DATASET EXCERPTS:

========================================================================

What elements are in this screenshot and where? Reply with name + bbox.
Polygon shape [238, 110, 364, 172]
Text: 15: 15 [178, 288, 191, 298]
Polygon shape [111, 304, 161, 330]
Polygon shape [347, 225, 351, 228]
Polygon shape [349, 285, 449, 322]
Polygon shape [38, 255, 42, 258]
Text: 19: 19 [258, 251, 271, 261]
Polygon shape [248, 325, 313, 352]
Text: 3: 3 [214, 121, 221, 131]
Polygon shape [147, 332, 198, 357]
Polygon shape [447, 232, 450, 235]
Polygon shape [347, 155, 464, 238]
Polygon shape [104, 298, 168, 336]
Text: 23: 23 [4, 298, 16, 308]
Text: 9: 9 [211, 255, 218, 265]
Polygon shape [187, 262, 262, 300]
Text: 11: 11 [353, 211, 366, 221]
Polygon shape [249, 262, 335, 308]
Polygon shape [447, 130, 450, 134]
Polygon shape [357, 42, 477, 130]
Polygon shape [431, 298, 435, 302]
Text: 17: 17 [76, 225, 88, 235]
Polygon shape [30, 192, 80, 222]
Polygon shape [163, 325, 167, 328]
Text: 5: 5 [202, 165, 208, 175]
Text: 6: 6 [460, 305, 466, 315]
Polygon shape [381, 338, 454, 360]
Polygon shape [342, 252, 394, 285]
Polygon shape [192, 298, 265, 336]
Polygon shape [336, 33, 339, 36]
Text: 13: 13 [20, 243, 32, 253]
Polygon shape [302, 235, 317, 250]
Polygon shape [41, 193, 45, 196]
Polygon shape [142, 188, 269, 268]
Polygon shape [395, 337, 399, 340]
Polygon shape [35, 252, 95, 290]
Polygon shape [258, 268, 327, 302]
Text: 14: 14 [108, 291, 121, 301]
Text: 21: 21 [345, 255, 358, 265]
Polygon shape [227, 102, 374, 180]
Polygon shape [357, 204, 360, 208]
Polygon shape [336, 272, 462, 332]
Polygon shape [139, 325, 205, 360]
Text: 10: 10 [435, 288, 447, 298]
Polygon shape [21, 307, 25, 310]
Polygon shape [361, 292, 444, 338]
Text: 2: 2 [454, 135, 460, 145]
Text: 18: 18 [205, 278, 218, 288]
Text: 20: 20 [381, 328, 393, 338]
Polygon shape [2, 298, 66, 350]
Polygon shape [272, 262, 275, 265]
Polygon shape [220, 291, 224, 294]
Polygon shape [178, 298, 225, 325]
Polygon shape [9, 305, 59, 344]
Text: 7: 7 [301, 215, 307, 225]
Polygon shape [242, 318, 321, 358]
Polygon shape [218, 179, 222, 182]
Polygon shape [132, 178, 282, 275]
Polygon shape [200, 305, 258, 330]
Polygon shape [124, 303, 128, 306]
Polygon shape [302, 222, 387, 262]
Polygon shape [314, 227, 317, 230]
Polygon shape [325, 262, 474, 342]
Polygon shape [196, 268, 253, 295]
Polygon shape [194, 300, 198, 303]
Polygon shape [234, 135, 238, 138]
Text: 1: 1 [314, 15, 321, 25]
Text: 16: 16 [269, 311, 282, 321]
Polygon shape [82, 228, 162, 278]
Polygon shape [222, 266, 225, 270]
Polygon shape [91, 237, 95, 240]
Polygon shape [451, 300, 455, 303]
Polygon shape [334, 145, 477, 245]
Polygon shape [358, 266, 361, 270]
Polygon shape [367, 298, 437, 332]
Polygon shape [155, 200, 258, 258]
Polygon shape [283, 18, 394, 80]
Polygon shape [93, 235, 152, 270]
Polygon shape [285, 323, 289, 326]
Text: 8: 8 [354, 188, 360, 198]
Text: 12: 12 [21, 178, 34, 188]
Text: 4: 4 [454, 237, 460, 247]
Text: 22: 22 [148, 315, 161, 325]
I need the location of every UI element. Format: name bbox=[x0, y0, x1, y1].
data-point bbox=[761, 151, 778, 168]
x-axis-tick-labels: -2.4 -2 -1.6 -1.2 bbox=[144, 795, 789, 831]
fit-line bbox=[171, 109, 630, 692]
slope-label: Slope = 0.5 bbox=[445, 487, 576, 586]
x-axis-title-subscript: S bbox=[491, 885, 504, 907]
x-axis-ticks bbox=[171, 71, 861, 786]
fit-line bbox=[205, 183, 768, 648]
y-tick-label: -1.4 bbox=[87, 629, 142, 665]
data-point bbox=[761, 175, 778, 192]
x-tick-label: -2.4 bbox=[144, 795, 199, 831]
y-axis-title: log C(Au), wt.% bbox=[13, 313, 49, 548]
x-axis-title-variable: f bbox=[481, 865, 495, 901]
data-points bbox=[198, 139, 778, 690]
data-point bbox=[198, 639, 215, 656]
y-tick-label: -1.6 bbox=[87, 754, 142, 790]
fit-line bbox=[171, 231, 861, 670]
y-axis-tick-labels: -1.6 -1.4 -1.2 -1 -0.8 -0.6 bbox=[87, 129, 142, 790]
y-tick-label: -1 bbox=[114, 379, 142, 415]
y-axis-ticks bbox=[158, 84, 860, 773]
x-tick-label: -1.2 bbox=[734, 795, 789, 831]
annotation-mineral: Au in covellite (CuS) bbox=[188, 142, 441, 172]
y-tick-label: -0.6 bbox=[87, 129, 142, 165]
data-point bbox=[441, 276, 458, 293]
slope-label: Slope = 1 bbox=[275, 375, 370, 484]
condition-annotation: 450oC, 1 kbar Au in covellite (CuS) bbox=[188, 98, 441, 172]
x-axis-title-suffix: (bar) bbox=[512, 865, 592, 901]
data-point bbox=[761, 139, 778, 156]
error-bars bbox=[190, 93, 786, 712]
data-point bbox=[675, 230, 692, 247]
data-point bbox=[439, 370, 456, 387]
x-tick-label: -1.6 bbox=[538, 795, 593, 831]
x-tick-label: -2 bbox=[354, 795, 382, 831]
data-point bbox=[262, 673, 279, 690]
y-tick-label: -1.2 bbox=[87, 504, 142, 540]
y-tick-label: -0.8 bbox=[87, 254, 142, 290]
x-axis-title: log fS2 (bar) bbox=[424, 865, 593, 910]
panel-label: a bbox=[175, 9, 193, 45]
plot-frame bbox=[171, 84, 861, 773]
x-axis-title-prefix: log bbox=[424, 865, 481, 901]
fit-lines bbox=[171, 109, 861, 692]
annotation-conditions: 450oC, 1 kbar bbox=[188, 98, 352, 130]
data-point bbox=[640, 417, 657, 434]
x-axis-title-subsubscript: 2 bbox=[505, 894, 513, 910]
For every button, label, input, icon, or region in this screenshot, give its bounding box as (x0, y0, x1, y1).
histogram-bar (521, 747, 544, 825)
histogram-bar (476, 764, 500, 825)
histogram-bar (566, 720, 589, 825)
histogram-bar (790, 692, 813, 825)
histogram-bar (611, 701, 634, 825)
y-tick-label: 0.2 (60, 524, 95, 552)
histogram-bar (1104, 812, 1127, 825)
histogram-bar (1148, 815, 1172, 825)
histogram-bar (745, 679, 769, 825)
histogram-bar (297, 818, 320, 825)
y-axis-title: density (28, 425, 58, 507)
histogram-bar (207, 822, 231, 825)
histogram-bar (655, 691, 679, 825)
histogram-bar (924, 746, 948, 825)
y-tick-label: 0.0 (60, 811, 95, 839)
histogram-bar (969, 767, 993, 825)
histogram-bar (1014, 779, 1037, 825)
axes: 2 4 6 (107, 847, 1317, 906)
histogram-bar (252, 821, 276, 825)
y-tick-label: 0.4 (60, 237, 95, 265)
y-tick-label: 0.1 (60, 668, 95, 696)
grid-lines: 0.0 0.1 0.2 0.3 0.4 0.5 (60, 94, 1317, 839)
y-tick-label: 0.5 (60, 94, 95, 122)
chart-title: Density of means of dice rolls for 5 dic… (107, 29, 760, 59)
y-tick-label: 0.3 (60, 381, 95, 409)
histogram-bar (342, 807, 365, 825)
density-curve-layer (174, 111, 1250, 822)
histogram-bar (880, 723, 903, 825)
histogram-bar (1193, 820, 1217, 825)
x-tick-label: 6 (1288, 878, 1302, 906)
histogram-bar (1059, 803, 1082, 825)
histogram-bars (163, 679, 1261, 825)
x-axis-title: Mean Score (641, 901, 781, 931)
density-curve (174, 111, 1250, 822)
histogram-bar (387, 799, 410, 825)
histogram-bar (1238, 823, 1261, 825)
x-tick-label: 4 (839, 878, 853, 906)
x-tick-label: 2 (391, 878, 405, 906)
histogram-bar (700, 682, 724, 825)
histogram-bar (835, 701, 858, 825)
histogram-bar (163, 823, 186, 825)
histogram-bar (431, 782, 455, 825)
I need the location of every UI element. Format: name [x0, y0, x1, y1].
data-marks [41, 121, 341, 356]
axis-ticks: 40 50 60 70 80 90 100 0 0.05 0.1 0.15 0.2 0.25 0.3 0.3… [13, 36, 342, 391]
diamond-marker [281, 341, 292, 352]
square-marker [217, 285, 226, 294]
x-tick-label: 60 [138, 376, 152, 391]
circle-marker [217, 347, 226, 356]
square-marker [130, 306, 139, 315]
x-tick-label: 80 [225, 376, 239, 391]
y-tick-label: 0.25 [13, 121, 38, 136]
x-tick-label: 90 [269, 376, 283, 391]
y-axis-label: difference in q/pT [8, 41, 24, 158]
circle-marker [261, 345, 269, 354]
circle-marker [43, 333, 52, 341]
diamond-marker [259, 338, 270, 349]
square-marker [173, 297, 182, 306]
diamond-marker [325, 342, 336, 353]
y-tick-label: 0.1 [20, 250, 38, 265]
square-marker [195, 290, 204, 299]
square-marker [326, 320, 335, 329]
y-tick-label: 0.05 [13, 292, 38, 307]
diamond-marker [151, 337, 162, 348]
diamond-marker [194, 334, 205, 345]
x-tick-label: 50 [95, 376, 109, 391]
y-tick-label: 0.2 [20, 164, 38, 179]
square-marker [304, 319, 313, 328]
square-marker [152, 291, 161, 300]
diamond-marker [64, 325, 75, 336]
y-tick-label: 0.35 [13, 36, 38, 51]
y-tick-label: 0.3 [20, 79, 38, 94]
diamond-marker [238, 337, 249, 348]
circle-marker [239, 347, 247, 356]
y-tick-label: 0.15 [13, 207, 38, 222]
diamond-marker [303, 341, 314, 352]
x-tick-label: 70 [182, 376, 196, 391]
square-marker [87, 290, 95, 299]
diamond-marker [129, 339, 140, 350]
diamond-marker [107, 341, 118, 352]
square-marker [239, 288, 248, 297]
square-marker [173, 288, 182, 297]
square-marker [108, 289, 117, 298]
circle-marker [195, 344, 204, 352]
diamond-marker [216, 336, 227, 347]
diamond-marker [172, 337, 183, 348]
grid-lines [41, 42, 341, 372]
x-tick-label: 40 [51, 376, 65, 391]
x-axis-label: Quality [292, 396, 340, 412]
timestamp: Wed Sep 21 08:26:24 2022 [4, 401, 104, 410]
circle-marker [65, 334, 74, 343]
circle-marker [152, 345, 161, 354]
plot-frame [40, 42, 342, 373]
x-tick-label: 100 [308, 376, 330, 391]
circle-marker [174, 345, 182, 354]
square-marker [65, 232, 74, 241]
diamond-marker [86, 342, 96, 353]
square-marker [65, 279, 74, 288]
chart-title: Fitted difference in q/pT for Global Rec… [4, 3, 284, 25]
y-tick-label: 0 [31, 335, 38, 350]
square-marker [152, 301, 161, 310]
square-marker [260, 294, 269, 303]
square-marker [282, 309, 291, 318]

========================================================================

Return the items starting at the beginning of the records and ending at the line that contains "Polygon shape [147, 332, 198, 357]", copied exactly.

What elements are in this screenshot and where? Reply with name + bbox.
Polygon shape [238, 110, 364, 172]
Text: 15: 15 [178, 288, 191, 298]
Polygon shape [111, 304, 161, 330]
Polygon shape [347, 225, 351, 228]
Polygon shape [349, 285, 449, 322]
Polygon shape [38, 255, 42, 258]
Text: 19: 19 [258, 251, 271, 261]
Polygon shape [248, 325, 313, 352]
Text: 3: 3 [214, 121, 221, 131]
Polygon shape [147, 332, 198, 357]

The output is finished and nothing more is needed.